── DATA EXCERPTS ──

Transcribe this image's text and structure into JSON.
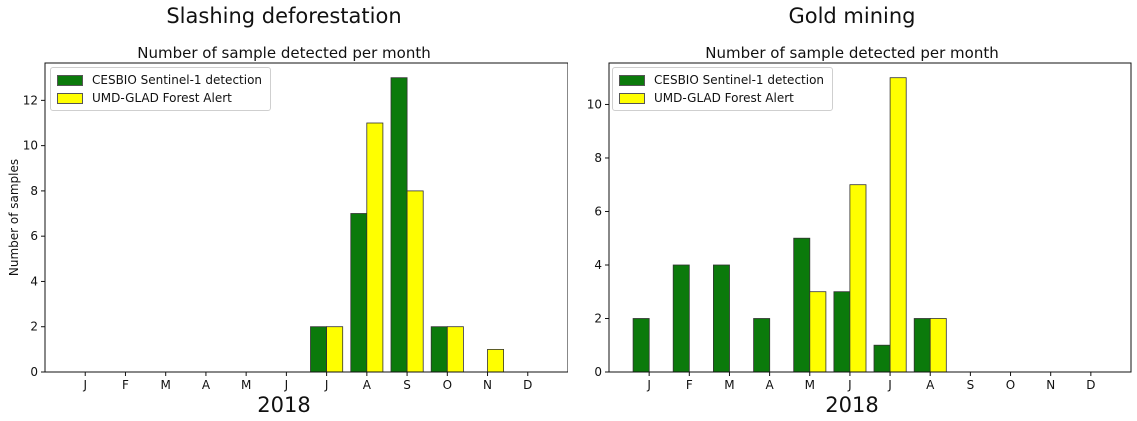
{
  "panels": [
    {
      "heading": "Slashing deforestation",
      "xlabel": "2018"
    },
    {
      "heading": "Gold mining",
      "xlabel": "2018"
    }
  ],
  "legend": {
    "series": [
      {
        "name": "CESBIO Sentinel-1 detection",
        "color": "#0b7a0b"
      },
      {
        "name": "UMD-GLAD Forest Alert",
        "color": "#ffff00"
      }
    ],
    "placement": "upper-left"
  },
  "chart_data": [
    {
      "type": "bar",
      "title": "Number of sample detected per month",
      "xlabel": "2018",
      "ylabel": "Number of samples",
      "categories": [
        "J",
        "F",
        "M",
        "A",
        "M",
        "J",
        "J",
        "A",
        "S",
        "O",
        "N",
        "D"
      ],
      "series": [
        {
          "name": "CESBIO Sentinel-1 detection",
          "color": "#0b7a0b",
          "values": [
            0,
            0,
            0,
            0,
            0,
            0,
            2,
            7,
            13,
            2,
            0,
            0
          ]
        },
        {
          "name": "UMD-GLAD Forest Alert",
          "color": "#ffff00",
          "values": [
            0,
            0,
            0,
            0,
            0,
            0,
            2,
            11,
            8,
            2,
            1,
            0
          ]
        }
      ],
      "ylim": [
        0,
        13.65
      ],
      "yticks": [
        0,
        2,
        4,
        6,
        8,
        10,
        12
      ],
      "grid": false,
      "legend": "upper-left"
    },
    {
      "type": "bar",
      "title": "Number of sample detected per month",
      "xlabel": "2018",
      "ylabel": "",
      "categories": [
        "J",
        "F",
        "M",
        "A",
        "M",
        "J",
        "J",
        "A",
        "S",
        "O",
        "N",
        "D"
      ],
      "series": [
        {
          "name": "CESBIO Sentinel-1 detection",
          "color": "#0b7a0b",
          "values": [
            2,
            4,
            4,
            2,
            5,
            3,
            1,
            2,
            0,
            0,
            0,
            0
          ]
        },
        {
          "name": "UMD-GLAD Forest Alert",
          "color": "#ffff00",
          "values": [
            0,
            0,
            0,
            0,
            3,
            7,
            11,
            2,
            0,
            0,
            0,
            0
          ]
        }
      ],
      "ylim": [
        0,
        11.55
      ],
      "yticks": [
        0,
        2,
        4,
        6,
        8,
        10
      ],
      "grid": false,
      "legend": "upper-left"
    }
  ]
}
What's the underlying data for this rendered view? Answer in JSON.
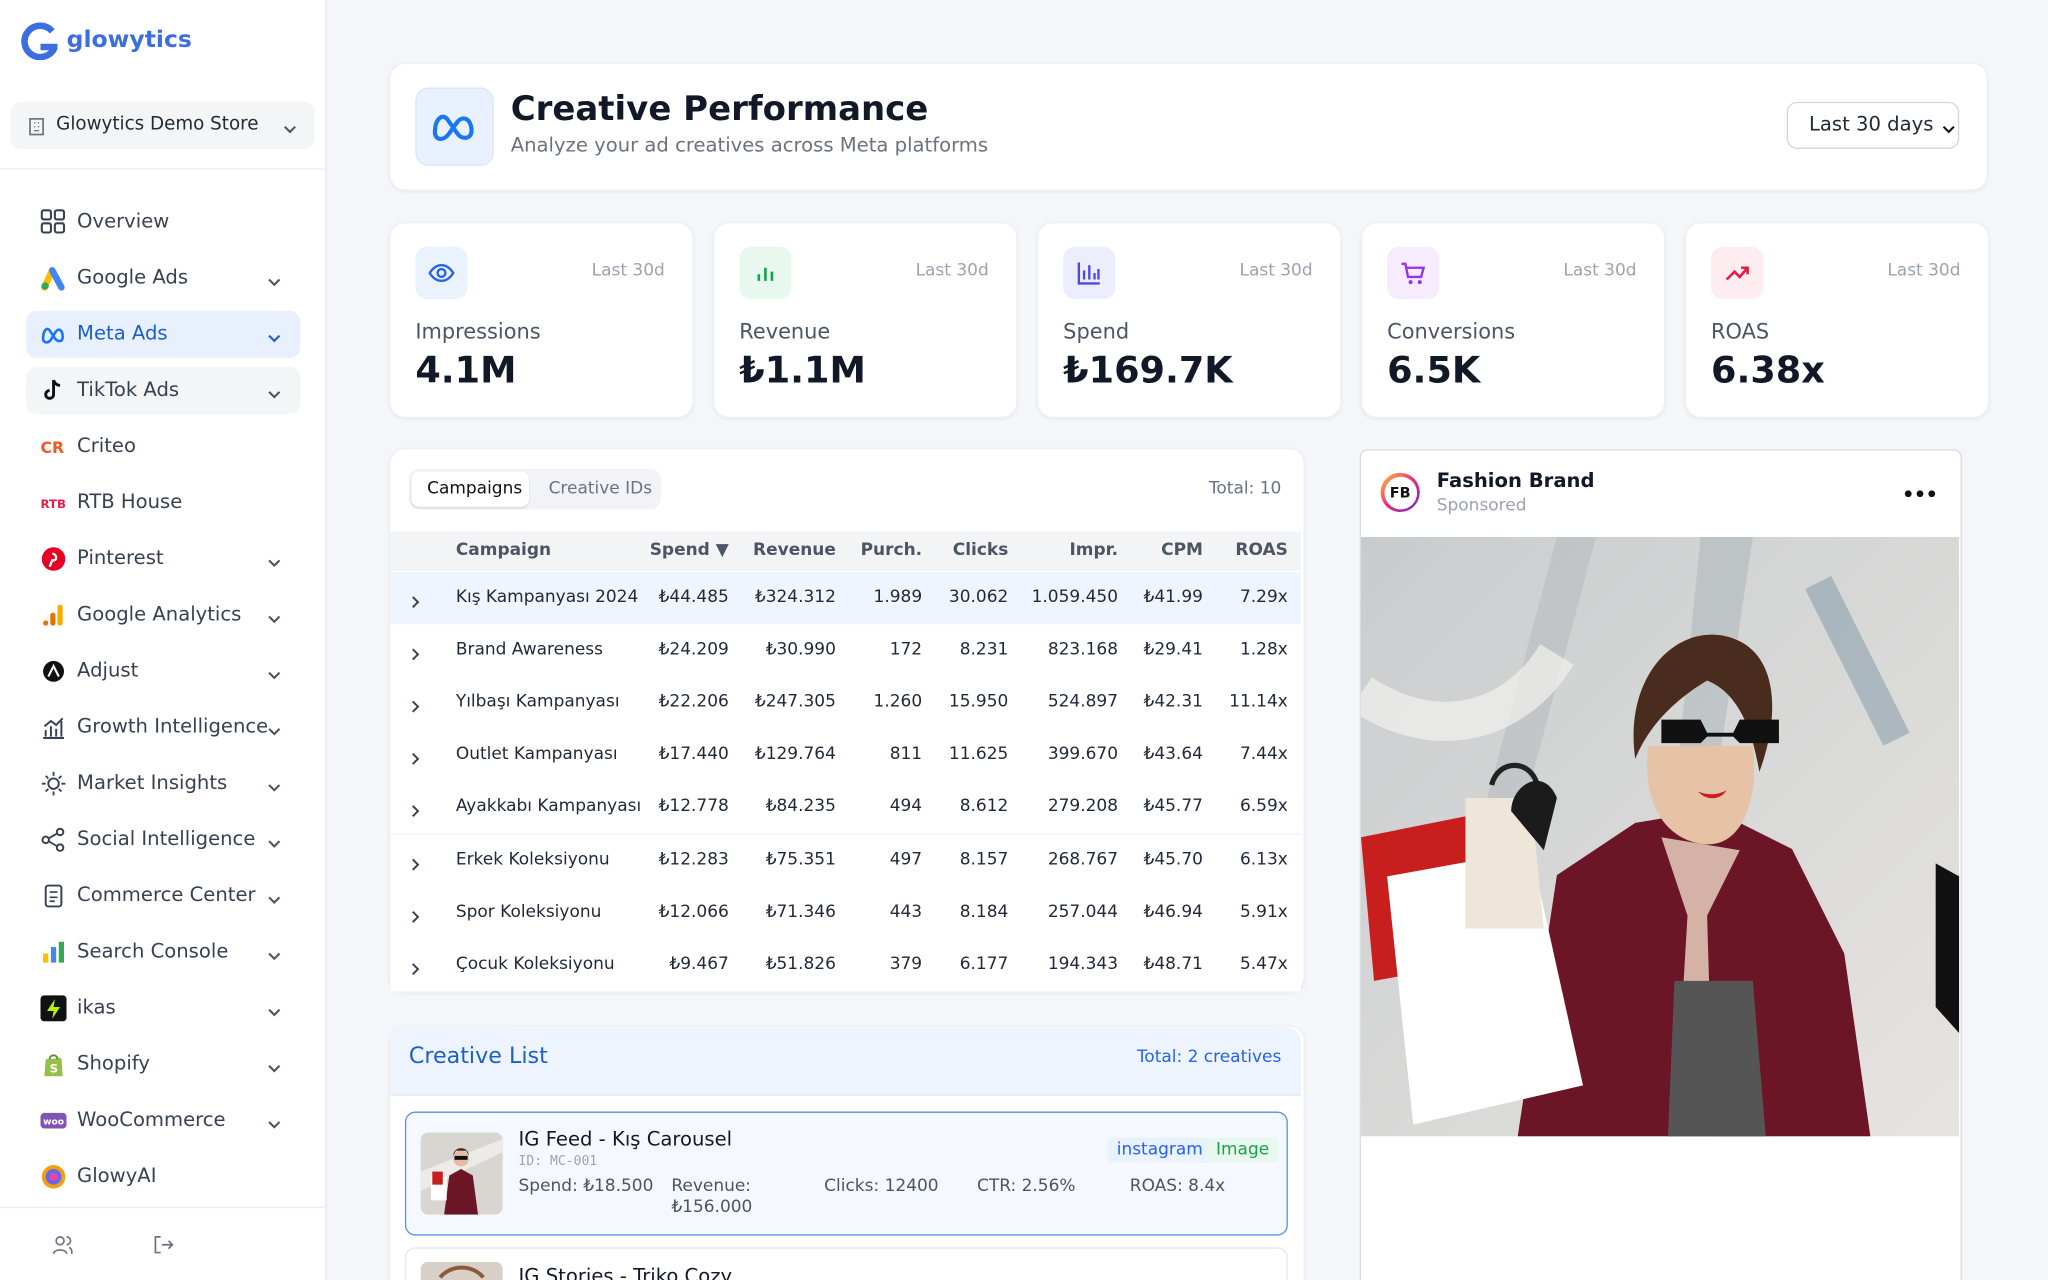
{
  "sidebar": {
    "brand": "glowytics",
    "store": "Glowytics Demo Store",
    "active": 2,
    "nav": [
      {
        "label": "Overview",
        "expandable": false
      },
      {
        "label": "Google Ads",
        "expandable": true
      },
      {
        "label": "Meta Ads",
        "expandable": true
      },
      {
        "label": "TikTok Ads",
        "expandable": true
      },
      {
        "label": "Criteo",
        "expandable": false
      },
      {
        "label": "RTB House",
        "expandable": false
      },
      {
        "label": "Pinterest",
        "expandable": true
      },
      {
        "label": "Google Analytics",
        "expandable": true
      },
      {
        "label": "Adjust",
        "expandable": true
      },
      {
        "label": "Growth Intelligence",
        "expandable": true
      },
      {
        "label": "Market Insights",
        "expandable": true
      },
      {
        "label": "Social Intelligence",
        "expandable": true
      },
      {
        "label": "Commerce Center",
        "expandable": true
      },
      {
        "label": "Search Console",
        "expandable": true
      },
      {
        "label": "ikas",
        "expandable": true
      },
      {
        "label": "Shopify",
        "expandable": true
      },
      {
        "label": "WooCommerce",
        "expandable": true
      },
      {
        "label": "GlowyAI",
        "expandable": false
      }
    ]
  },
  "header": {
    "title": "Creative Performance",
    "subtitle": "Analyze your ad creatives across Meta platforms",
    "range": "Last 30 days"
  },
  "kpis": [
    {
      "label": "Impressions",
      "value": "4.1M",
      "period": "Last 30d"
    },
    {
      "label": "Revenue",
      "value": "₺1.1M",
      "period": "Last 30d"
    },
    {
      "label": "Spend",
      "value": "₺169.7K",
      "period": "Last 30d"
    },
    {
      "label": "Conversions",
      "value": "6.5K",
      "period": "Last 30d"
    },
    {
      "label": "ROAS",
      "value": "6.38x",
      "period": "Last 30d"
    }
  ],
  "table": {
    "tabs": [
      "Campaigns",
      "Creative IDs"
    ],
    "total": "Total: 10",
    "columns": [
      "Campaign",
      "Spend ▼",
      "Revenue",
      "Purch.",
      "Clicks",
      "Impr.",
      "CPM",
      "ROAS"
    ],
    "rows": [
      [
        "Kış Kampanyası 2024",
        "₺44.485",
        "₺324.312",
        "1.989",
        "30.062",
        "1.059.450",
        "₺41.99",
        "7.29x"
      ],
      [
        "Brand Awareness",
        "₺24.209",
        "₺30.990",
        "172",
        "8.231",
        "823.168",
        "₺29.41",
        "1.28x"
      ],
      [
        "Yılbaşı Kampanyası",
        "₺22.206",
        "₺247.305",
        "1.260",
        "15.950",
        "524.897",
        "₺42.31",
        "11.14x"
      ],
      [
        "Outlet Kampanyası",
        "₺17.440",
        "₺129.764",
        "811",
        "11.625",
        "399.670",
        "₺43.64",
        "7.44x"
      ],
      [
        "Ayakkabı Kampanyası",
        "₺12.778",
        "₺84.235",
        "494",
        "8.612",
        "279.208",
        "₺45.77",
        "6.59x"
      ],
      [
        "Erkek Koleksiyonu",
        "₺12.283",
        "₺75.351",
        "497",
        "8.157",
        "268.767",
        "₺45.70",
        "6.13x"
      ],
      [
        "Spor Koleksiyonu",
        "₺12.066",
        "₺71.346",
        "443",
        "8.184",
        "257.044",
        "₺46.94",
        "5.91x"
      ],
      [
        "Çocuk Koleksiyonu",
        "₺9.467",
        "₺51.826",
        "379",
        "6.177",
        "194.343",
        "₺48.71",
        "5.47x"
      ]
    ]
  },
  "creatives": {
    "title": "Creative List",
    "total": "Total: 2 creatives",
    "items": [
      {
        "name": "IG Feed - Kış Carousel",
        "id": "ID: MC-001",
        "platform": "instagram",
        "format": "Image",
        "metrics": [
          "Spend: ₺18.500",
          "Revenue: ₺156.000",
          "Clicks: 12400",
          "CTR: 2.56%",
          "ROAS: 8.4x"
        ]
      },
      {
        "name": "IG Stories - Triko Cozy"
      }
    ]
  },
  "preview": {
    "brand": "Fashion Brand",
    "initials": "FB",
    "label": "Sponsored"
  }
}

───

Give an exact reproduction of every line, leaving out any picture.

PROBLEM SOLUTION:
Transcribe this image's text and structure into JSON.
{
  "panels": [
    {
      "heading": "Slashing deforestation",
      "xlabel": "2018"
    },
    {
      "heading": "Gold mining",
      "xlabel": "2018"
    }
  ],
  "legend": {
    "series": [
      {
        "name": "CESBIO Sentinel-1 detection",
        "color": "#0b7a0b"
      },
      {
        "name": "UMD-GLAD Forest Alert",
        "color": "#ffff00"
      }
    ],
    "placement": "upper-left"
  },
  "chart_data": [
    {
      "type": "bar",
      "title": "Number of sample detected per month",
      "xlabel": "2018",
      "ylabel": "Number of samples",
      "categories": [
        "J",
        "F",
        "M",
        "A",
        "M",
        "J",
        "J",
        "A",
        "S",
        "O",
        "N",
        "D"
      ],
      "series": [
        {
          "name": "CESBIO Sentinel-1 detection",
          "color": "#0b7a0b",
          "values": [
            0,
            0,
            0,
            0,
            0,
            0,
            2,
            7,
            13,
            2,
            0,
            0
          ]
        },
        {
          "name": "UMD-GLAD Forest Alert",
          "color": "#ffff00",
          "values": [
            0,
            0,
            0,
            0,
            0,
            0,
            2,
            11,
            8,
            2,
            1,
            0
          ]
        }
      ],
      "ylim": [
        0,
        13.65
      ],
      "yticks": [
        0,
        2,
        4,
        6,
        8,
        10,
        12
      ],
      "grid": false,
      "legend": "upper-left"
    },
    {
      "type": "bar",
      "title": "Number of sample detected per month",
      "xlabel": "2018",
      "ylabel": "",
      "categories": [
        "J",
        "F",
        "M",
        "A",
        "M",
        "J",
        "J",
        "A",
        "S",
        "O",
        "N",
        "D"
      ],
      "series": [
        {
          "name": "CESBIO Sentinel-1 detection",
          "color": "#0b7a0b",
          "values": [
            2,
            4,
            4,
            2,
            5,
            3,
            1,
            2,
            0,
            0,
            0,
            0
          ]
        },
        {
          "name": "UMD-GLAD Forest Alert",
          "color": "#ffff00",
          "values": [
            0,
            0,
            0,
            0,
            3,
            7,
            11,
            2,
            0,
            0,
            0,
            0
          ]
        }
      ],
      "ylim": [
        0,
        11.55
      ],
      "yticks": [
        0,
        2,
        4,
        6,
        8,
        10
      ],
      "grid": false,
      "legend": "upper-left"
    }
  ]
}
What's the underlying data for this rendered view? Answer in JSON.
{
  "sidebar": {
    "brand": "glowytics",
    "store": "Glowytics Demo Store",
    "active": 2,
    "nav": [
      {
        "label": "Overview",
        "expandable": false
      },
      {
        "label": "Google Ads",
        "expandable": true
      },
      {
        "label": "Meta Ads",
        "expandable": true
      },
      {
        "label": "TikTok Ads",
        "expandable": true
      },
      {
        "label": "Criteo",
        "expandable": false
      },
      {
        "label": "RTB House",
        "expandable": false
      },
      {
        "label": "Pinterest",
        "expandable": true
      },
      {
        "label": "Google Analytics",
        "expandable": true
      },
      {
        "label": "Adjust",
        "expandable": true
      },
      {
        "label": "Growth Intelligence",
        "expandable": true
      },
      {
        "label": "Market Insights",
        "expandable": true
      },
      {
        "label": "Social Intelligence",
        "expandable": true
      },
      {
        "label": "Commerce Center",
        "expandable": true
      },
      {
        "label": "Search Console",
        "expandable": true
      },
      {
        "label": "ikas",
        "expandable": true
      },
      {
        "label": "Shopify",
        "expandable": true
      },
      {
        "label": "WooCommerce",
        "expandable": true
      },
      {
        "label": "GlowyAI",
        "expandable": false
      }
    ]
  },
  "header": {
    "title": "Creative Performance",
    "subtitle": "Analyze your ad creatives across Meta platforms",
    "range": "Last 30 days"
  },
  "kpis": [
    {
      "label": "Impressions",
      "value": "4.1M",
      "period": "Last 30d"
    },
    {
      "label": "Revenue",
      "value": "₺1.1M",
      "period": "Last 30d"
    },
    {
      "label": "Spend",
      "value": "₺169.7K",
      "period": "Last 30d"
    },
    {
      "label": "Conversions",
      "value": "6.5K",
      "period": "Last 30d"
    },
    {
      "label": "ROAS",
      "value": "6.38x",
      "period": "Last 30d"
    }
  ],
  "table": {
    "tabs": [
      "Campaigns",
      "Creative IDs"
    ],
    "total": "Total: 10",
    "columns": [
      "Campaign",
      "Spend ▼",
      "Revenue",
      "Purch.",
      "Clicks",
      "Impr.",
      "CPM",
      "ROAS"
    ],
    "rows": [
      [
        "Kış Kampanyası 2024",
        "₺44.485",
        "₺324.312",
        "1.989",
        "30.062",
        "1.059.450",
        "₺41.99",
        "7.29x"
      ],
      [
        "Brand Awareness",
        "₺24.209",
        "₺30.990",
        "172",
        "8.231",
        "823.168",
        "₺29.41",
        "1.28x"
      ],
      [
        "Yılbaşı Kampanyası",
        "₺22.206",
        "₺247.305",
        "1.260",
        "15.950",
        "524.897",
        "₺42.31",
        "11.14x"
      ],
      [
        "Outlet Kampanyası",
        "₺17.440",
        "₺129.764",
        "811",
        "11.625",
        "399.670",
        "₺43.64",
        "7.44x"
      ],
      [
        "Ayakkabı Kampanyası",
        "₺12.778",
        "₺84.235",
        "494",
        "8.612",
        "279.208",
        "₺45.77",
        "6.59x"
      ],
      [
        "Erkek Koleksiyonu",
        "₺12.283",
        "₺75.351",
        "497",
        "8.157",
        "268.767",
        "₺45.70",
        "6.13x"
      ],
      [
        "Spor Koleksiyonu",
        "₺12.066",
        "₺71.346",
        "443",
        "8.184",
        "257.044",
        "₺46.94",
        "5.91x"
      ],
      [
        "Çocuk Koleksiyonu",
        "₺9.467",
        "₺51.826",
        "379",
        "6.177",
        "194.343",
        "₺48.71",
        "5.47x"
      ]
    ]
  },
  "creatives": {
    "title": "Creative List",
    "total": "Total: 2 creatives",
    "items": [
      {
        "name": "IG Feed - Kış Carousel",
        "id": "ID: MC-001",
        "platform": "instagram",
        "format": "Image",
        "metrics": [
          "Spend: ₺18.500",
          "Revenue: ₺156.000",
          "Clicks: 12400",
          "CTR: 2.56%",
          "ROAS: 8.4x"
        ]
      },
      {
        "name": "IG Stories - Triko Cozy"
      }
    ]
  },
  "preview": {
    "brand": "Fashion Brand",
    "initials": "FB",
    "label": "Sponsored"
  }
}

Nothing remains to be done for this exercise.